*Exercise aim*.
The data below must be copied in full and without any change.

- - - - - - -

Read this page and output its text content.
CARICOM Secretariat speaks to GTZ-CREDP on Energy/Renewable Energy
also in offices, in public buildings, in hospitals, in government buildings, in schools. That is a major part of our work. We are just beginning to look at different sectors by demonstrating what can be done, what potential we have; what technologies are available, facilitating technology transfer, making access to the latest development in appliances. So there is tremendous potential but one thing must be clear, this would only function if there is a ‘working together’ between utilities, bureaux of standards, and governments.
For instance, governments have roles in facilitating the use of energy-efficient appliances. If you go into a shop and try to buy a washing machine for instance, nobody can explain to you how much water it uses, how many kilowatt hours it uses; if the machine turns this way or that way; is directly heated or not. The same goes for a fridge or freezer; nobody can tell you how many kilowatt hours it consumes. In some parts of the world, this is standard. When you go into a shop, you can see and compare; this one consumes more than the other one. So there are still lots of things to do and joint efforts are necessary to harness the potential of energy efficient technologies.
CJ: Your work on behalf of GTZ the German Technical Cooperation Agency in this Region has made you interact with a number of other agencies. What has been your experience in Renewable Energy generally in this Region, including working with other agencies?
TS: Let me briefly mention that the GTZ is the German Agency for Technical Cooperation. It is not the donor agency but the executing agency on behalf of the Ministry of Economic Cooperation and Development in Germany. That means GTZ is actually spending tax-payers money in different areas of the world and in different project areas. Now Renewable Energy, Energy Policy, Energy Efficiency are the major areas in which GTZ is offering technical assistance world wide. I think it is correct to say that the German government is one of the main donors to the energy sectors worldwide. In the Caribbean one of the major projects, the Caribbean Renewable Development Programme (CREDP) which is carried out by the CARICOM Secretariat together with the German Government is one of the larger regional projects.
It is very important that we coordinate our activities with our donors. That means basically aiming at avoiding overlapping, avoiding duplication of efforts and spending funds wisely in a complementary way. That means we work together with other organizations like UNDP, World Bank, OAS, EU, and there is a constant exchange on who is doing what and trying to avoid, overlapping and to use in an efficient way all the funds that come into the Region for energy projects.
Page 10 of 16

- - - - - - -

*The answer*.
Read this page and output its text content.
CARICOM Secretariat speaks to GTZ-CREDP on Energy/Renewable Energy
also in offices, in public buildings, in hospitals, in government buildings, in schools. That is a major part of our work. We are just beginning to look at different sectors by demonstrating what can be done, what potential we have; what technologies are available, facilitating technology transfer, making access to the latest development in appliances. So there is tremendous potential but one thing must be clear, this would only function if there is a ‘working together’ between utilities, bureaux of standards, and governments.
For instance, governments have roles in facilitating the use of energy-efficient appliances. If you go into a shop and try to buy a washing machine for instance, nobody can explain to you how much water it uses, how many kilowatt hours it uses; if the machine turns this way or that way; is directly heated or not. The same goes for a fridge or freezer; nobody can tell you how many kilowatt hours it consumes. In some parts of the world, this is standard. When you go into a shop, you can see and compare; this one consumes more than the other one. So there are still lots of things to do and joint efforts are necessary to harness the potential of energy efficient technologies.
CJ: Your work on behalf of GTZ the German Technical Cooperation Agency in this Region has made you interact with a number of other agencies. What has been your experience in Renewable Energy generally in this Region, including working with other agencies?
TS: Let me briefly mention that the GTZ is the German Agency for Technical Cooperation. It is not the donor agency but the executing agency on behalf of the Ministry of Economic Cooperation and Development in Germany. That means GTZ is actually spending tax-payers money in different areas of the world and in different project areas. Now Renewable Energy, Energy Policy, Energy Efficiency are the major areas in which GTZ is offering technical assistance world wide. I think it is correct to say that the German government is one of the main donors to the energy sectors worldwide. In the Caribbean one of the major projects, the Caribbean Renewable Development Programme (CREDP) which is carried out by the CARICOM Secretariat together with the German Government is one of the larger regional projects.
It is very important that we coordinate our activities with our donors. That means basically aiming at avoiding overlapping, avoiding duplication of efforts and spending funds wisely in a complementary way. That means we work together with other organizations like UNDP, World Bank, OAS, EU, and there is a constant exchange on who is doing what and trying to avoid, overlapping and to use in an efficient way all the funds that come into the Region for energy projects.
Page 10 of 16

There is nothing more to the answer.